▸ **Aim of the task**
Pick out each line in these entries that contains the string "计算机应用技术".

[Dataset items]
▼

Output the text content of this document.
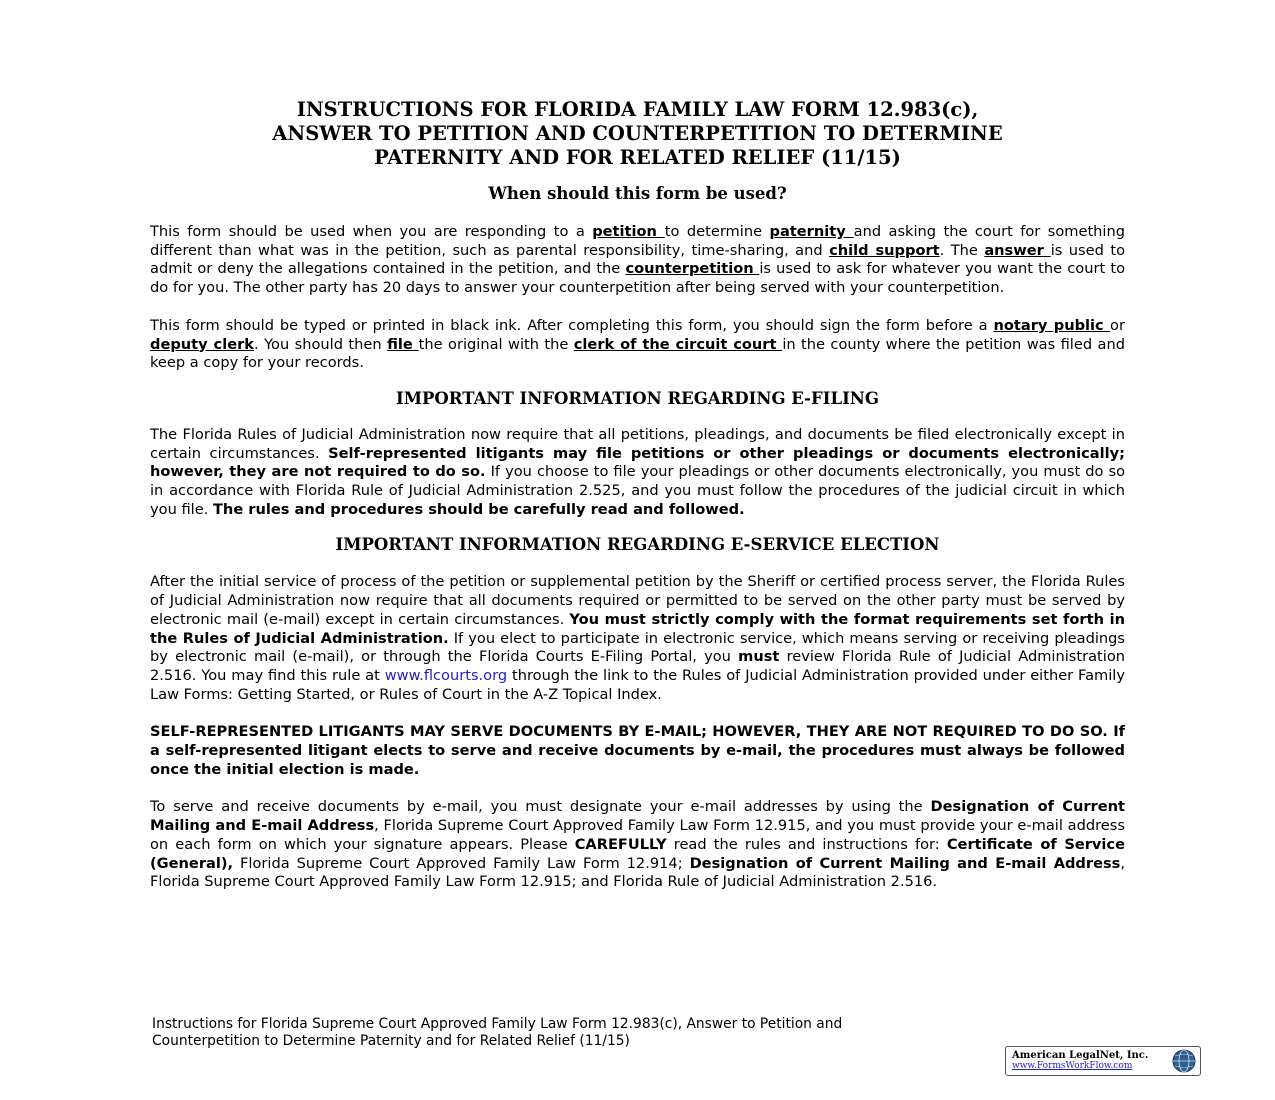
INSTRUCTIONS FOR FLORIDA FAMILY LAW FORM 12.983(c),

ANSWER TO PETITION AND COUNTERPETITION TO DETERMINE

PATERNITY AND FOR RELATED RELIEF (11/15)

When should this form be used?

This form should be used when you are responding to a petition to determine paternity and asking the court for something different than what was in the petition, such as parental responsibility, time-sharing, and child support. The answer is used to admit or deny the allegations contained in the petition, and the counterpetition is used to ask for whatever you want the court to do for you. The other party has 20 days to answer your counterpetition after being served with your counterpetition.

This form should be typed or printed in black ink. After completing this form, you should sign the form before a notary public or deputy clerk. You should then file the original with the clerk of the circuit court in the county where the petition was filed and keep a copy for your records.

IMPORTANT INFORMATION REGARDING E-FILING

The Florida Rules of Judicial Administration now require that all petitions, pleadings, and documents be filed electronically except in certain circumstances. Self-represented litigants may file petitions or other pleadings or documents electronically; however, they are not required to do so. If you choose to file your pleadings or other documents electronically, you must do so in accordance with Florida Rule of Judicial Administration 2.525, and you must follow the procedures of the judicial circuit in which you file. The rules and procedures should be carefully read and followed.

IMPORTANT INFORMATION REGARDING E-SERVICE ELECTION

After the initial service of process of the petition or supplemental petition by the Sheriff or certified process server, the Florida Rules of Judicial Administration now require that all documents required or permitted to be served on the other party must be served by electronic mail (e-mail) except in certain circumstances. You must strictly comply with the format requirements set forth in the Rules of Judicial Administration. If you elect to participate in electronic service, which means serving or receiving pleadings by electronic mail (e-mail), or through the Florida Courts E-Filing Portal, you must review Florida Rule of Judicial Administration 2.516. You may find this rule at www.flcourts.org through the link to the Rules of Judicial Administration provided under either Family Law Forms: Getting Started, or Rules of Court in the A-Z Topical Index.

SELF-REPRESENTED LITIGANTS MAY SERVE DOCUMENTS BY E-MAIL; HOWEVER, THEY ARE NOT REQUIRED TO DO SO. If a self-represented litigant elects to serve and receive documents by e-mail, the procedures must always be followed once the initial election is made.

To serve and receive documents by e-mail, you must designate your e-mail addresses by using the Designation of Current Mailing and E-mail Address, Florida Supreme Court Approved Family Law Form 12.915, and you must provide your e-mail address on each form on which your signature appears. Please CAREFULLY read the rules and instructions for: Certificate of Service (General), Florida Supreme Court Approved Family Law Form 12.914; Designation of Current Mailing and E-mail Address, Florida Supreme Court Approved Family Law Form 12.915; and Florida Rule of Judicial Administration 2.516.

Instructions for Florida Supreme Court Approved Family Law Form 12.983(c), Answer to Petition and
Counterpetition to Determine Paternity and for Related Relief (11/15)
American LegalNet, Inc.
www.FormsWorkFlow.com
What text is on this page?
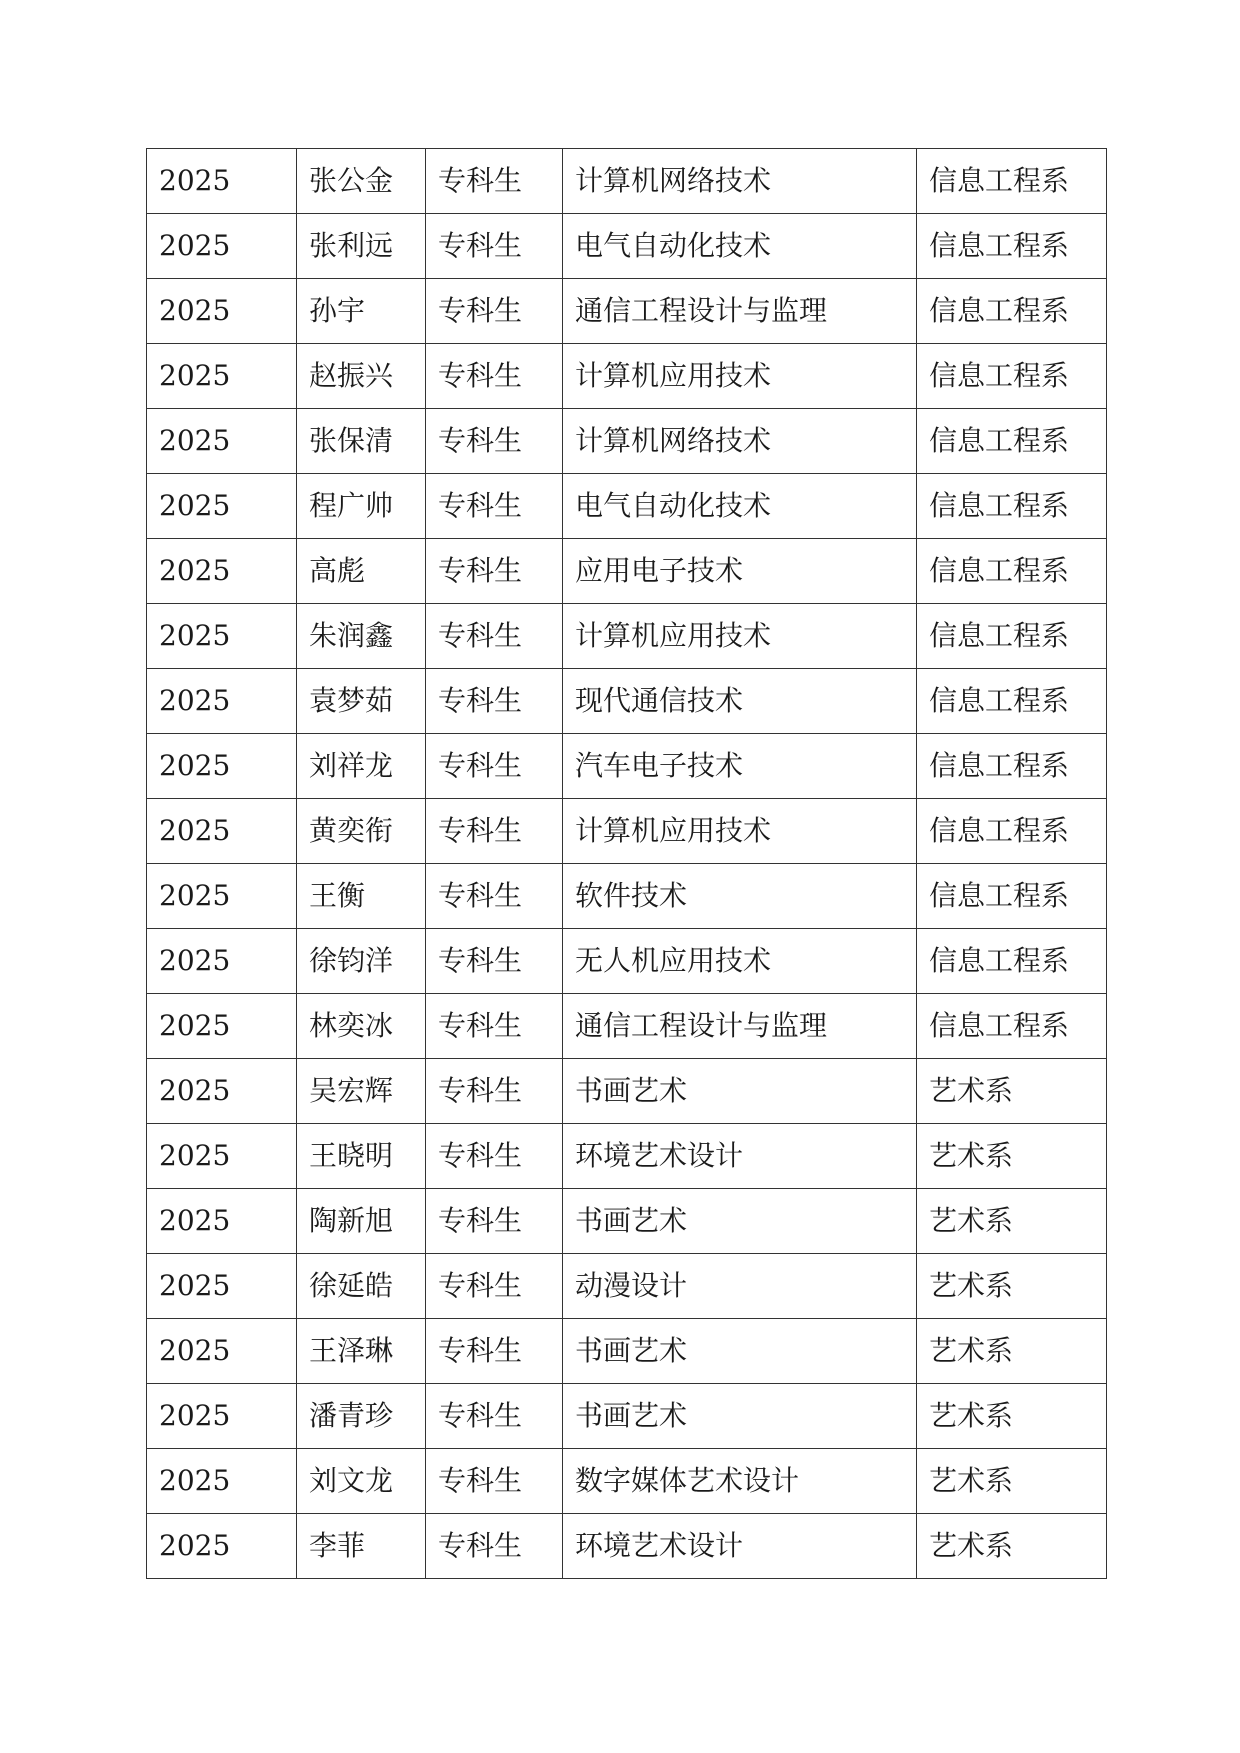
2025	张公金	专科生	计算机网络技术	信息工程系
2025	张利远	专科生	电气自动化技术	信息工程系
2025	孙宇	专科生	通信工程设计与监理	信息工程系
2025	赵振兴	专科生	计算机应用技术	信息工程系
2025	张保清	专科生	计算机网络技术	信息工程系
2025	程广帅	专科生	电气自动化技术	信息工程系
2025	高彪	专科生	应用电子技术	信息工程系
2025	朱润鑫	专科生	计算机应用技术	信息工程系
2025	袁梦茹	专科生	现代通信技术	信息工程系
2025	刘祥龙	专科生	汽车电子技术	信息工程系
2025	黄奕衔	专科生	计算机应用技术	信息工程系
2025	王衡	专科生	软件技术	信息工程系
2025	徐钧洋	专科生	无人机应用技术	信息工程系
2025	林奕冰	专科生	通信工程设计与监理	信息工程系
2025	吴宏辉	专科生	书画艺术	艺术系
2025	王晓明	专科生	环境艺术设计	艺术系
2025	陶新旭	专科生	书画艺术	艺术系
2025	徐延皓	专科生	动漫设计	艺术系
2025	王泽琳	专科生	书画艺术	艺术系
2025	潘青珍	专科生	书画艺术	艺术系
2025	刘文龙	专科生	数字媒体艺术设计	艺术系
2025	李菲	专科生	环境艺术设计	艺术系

▲
▼

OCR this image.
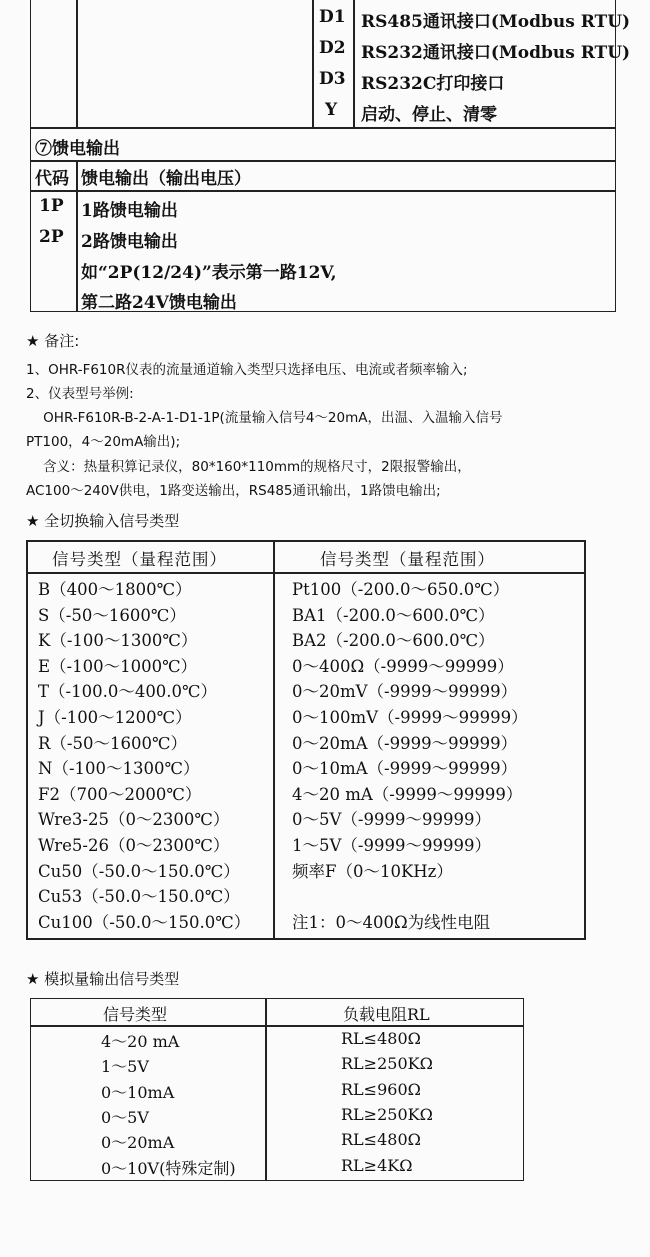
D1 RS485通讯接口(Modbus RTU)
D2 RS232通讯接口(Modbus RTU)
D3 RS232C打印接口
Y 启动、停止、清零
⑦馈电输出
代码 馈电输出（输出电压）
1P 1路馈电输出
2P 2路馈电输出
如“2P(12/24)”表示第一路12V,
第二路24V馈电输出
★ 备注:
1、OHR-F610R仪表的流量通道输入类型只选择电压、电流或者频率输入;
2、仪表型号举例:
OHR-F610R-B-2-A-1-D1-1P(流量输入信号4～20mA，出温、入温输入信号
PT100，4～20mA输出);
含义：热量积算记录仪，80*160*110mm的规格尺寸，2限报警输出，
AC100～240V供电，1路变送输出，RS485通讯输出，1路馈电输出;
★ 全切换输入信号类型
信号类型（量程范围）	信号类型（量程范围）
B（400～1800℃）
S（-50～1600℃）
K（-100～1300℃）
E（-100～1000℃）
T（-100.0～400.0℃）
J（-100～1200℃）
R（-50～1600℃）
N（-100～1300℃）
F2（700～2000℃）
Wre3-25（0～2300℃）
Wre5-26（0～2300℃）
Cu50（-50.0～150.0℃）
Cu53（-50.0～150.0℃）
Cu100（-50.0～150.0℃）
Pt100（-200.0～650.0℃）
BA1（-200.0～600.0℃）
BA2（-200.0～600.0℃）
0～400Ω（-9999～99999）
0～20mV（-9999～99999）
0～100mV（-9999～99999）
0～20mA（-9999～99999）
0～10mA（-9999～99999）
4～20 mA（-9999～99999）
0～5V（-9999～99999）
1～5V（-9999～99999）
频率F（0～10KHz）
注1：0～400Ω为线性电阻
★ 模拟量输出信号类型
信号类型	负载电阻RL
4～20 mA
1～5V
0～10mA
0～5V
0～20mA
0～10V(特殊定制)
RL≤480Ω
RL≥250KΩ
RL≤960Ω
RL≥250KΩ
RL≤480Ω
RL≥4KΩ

▲

▸ **Complete answer**
2025	赵振兴	专科生	计算机应用技术	信息工程系
2025	朱润鑫	专科生	计算机应用技术	信息工程系
2025	黄奕衔	专科生	计算机应用技术	信息工程系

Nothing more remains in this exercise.